Stored records:
* start *

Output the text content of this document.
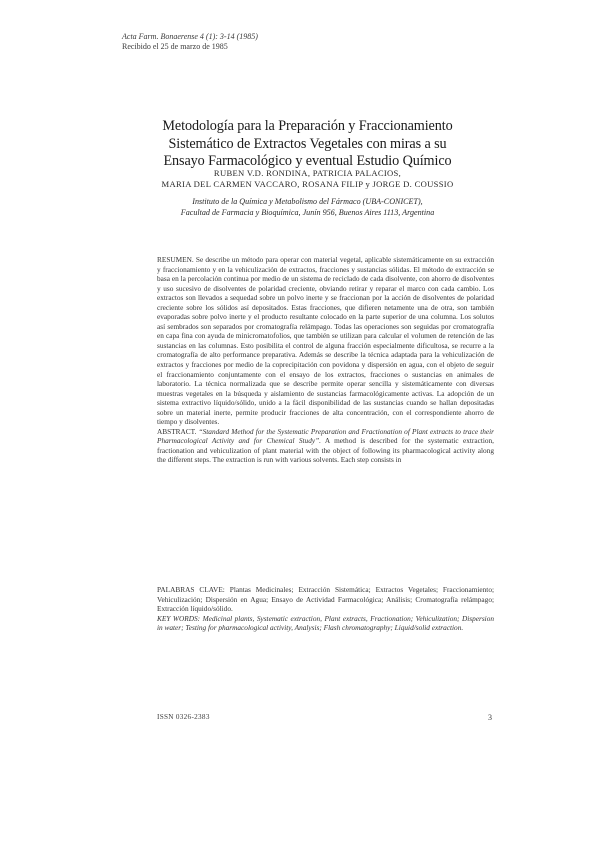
Acta Farm. Bonaerense 4 (1): 3-14 (1985)
Recibido el 25 de marzo de 1985
Metodología para la Preparación y Fraccionamiento
Sistemático de Extractos Vegetales con miras a su
Ensayo Farmacológico y eventual Estudio Químico
RUBEN V.D. RONDINA, PATRICIA PALACIOS,
MARIA DEL CARMEN VACCARO, ROSANA FILIP y JORGE D. COUSSIO
Instituto de la Química y Metabolismo del Fármaco (UBA-CONICET),
Facultad de Farmacia y Bioquímica, Junín 956, Buenos Aires 1113, Argentina

RESUMEN. Se describe un método para operar con material vegetal, aplicable sistemáticamente en su extracción y fraccionamiento y en la vehiculización de extractos, fracciones y sustancias sólidas. El método de extracción se basa en la percolación continua por medio de un sistema de reciclado de cada disolvente, con ahorro de disolventes y uso sucesivo de disolventes de polaridad creciente, obviando retirar y reparar el marco con cada cambio. Los extractos son llevados a sequedad sobre un polvo inerte y se fraccionan por la acción de disolventes de polaridad creciente sobre los sólidos así depositados. Estas fracciones, que difieren netamente una de otra, son también evaporadas sobre polvo inerte y el producto resultante colocado en la parte superior de una columna. Los solutos así sembrados son separados por cromatografía relámpago. Todas las operaciones son seguidas por cromatografía en capa fina con ayuda de minicromatofolios, que también se utilizan para calcular el volumen de retención de las sustancias en las columnas. Esto posibilita el control de alguna fracción especialmente dificultosa, se recurre a la cromatografía de alto performance preparativa. Además se describe la técnica adaptada para la vehiculización de extractos y fracciones por medio de la coprecipitación con povidona y dispersión en agua, con el objeto de seguir el fraccionamiento conjuntamente con el ensayo de los extractos, fracciones o sustancias en animales de laboratorio. La técnica normalizada que se describe permite operar sencilla y sistemáticamente con diversas muestras vegetales en la búsqueda y aislamiento de sustancias farmacológicamente activas. La adopción de un sistema extractivo líquido/sólido, unido a la fácil disponibilidad de las sustancias cuando se hallan depositadas sobre un material inerte, permite producir fracciones de alta concentración, con el correspondiente ahorro de tiempo y disolventes.

ABSTRACT. “Standard Method for the Systematic Preparation and Fractionation of Plant extracts to trace their Pharmacological Activity and for Chemical Study”. A method is described for the systematic extraction, fractionation and vehiculization of plant material with the object of following its pharmacological activity along the different steps. The extraction is run with various solvents. Each step consists in

PALABRAS CLAVE: Plantas Medicinales; Extracción Sistemática; Extractos Vegetales; Fraccionamiento; Vehiculización; Dispersión en Agua; Ensayo de Actividad Farmacológica; Análisis; Cromatografía relámpago; Extracción líquido/sólido.

KEY WORDS: Medicinal plants, Systematic extraction, Plant extracts, Fractionation; Vehiculization; Dispersion in water; Testing for pharmacological activity, Analysis; Flash chromatography; Liquid/solid extraction.

ISSN 0326-2383	3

* end *

From start to finish, output the listing exactly, but omit its pictures.

◆ **Task output**:
Output the text content of this document.
Acta Farm. Bonaerense 4 (1): 3-14 (1985)
Recibido el 25 de marzo de 1985
Metodología para la Preparación y Fraccionamiento
Sistemático de Extractos Vegetales con miras a su
Ensayo Farmacológico y eventual Estudio Químico
RUBEN V.D. RONDINA, PATRICIA PALACIOS,
MARIA DEL CARMEN VACCARO, ROSANA FILIP y JORGE D. COUSSIO
Instituto de la Química y Metabolismo del Fármaco (UBA-CONICET),
Facultad de Farmacia y Bioquímica, Junín 956, Buenos Aires 1113, Argentina

RESUMEN. Se describe un método para operar con material vegetal, aplicable sistemáticamente en su extracción y fraccionamiento y en la vehiculización de extractos, fracciones y sustancias sólidas. El método de extracción se basa en la percolación continua por medio de un sistema de reciclado de cada disolvente, con ahorro de disolventes y uso sucesivo de disolventes de polaridad creciente, obviando retirar y reparar el marco con cada cambio. Los extractos son llevados a sequedad sobre un polvo inerte y se fraccionan por la acción de disolventes de polaridad creciente sobre los sólidos así depositados. Estas fracciones, que difieren netamente una de otra, son también evaporadas sobre polvo inerte y el producto resultante colocado en la parte superior de una columna. Los solutos así sembrados son separados por cromatografía relámpago. Todas las operaciones son seguidas por cromatografía en capa fina con ayuda de minicromatofolios, que también se utilizan para calcular el volumen de retención de las sustancias en las columnas. Esto posibilita el control de alguna fracción especialmente dificultosa, se recurre a la cromatografía de alto performance preparativa. Además se describe la técnica adaptada para la vehiculización de extractos y fracciones por medio de la coprecipitación con povidona y dispersión en agua, con el objeto de seguir el fraccionamiento conjuntamente con el ensayo de los extractos, fracciones o sustancias en animales de laboratorio. La técnica normalizada que se describe permite operar sencilla y sistemáticamente con diversas muestras vegetales en la búsqueda y aislamiento de sustancias farmacológicamente activas. La adopción de un sistema extractivo líquido/sólido, unido a la fácil disponibilidad de las sustancias cuando se hallan depositadas sobre un material inerte, permite producir fracciones de alta concentración, con el correspondiente ahorro de tiempo y disolventes.

ABSTRACT. “Standard Method for the Systematic Preparation and Fractionation of Plant extracts to trace their Pharmacological Activity and for Chemical Study”. A method is described for the systematic extraction, fractionation and vehiculization of plant material with the object of following its pharmacological activity along the different steps. The extraction is run with various solvents. Each step consists in

PALABRAS CLAVE: Plantas Medicinales; Extracción Sistemática; Extractos Vegetales; Fraccionamiento; Vehiculización; Dispersión en Agua; Ensayo de Actividad Farmacológica; Análisis; Cromatografía relámpago; Extracción líquido/sólido.

KEY WORDS: Medicinal plants, Systematic extraction, Plant extracts, Fractionation; Vehiculization; Dispersion in water; Testing for pharmacological activity, Analysis; Flash chromatography; Liquid/solid extraction.

ISSN 0326-2383	3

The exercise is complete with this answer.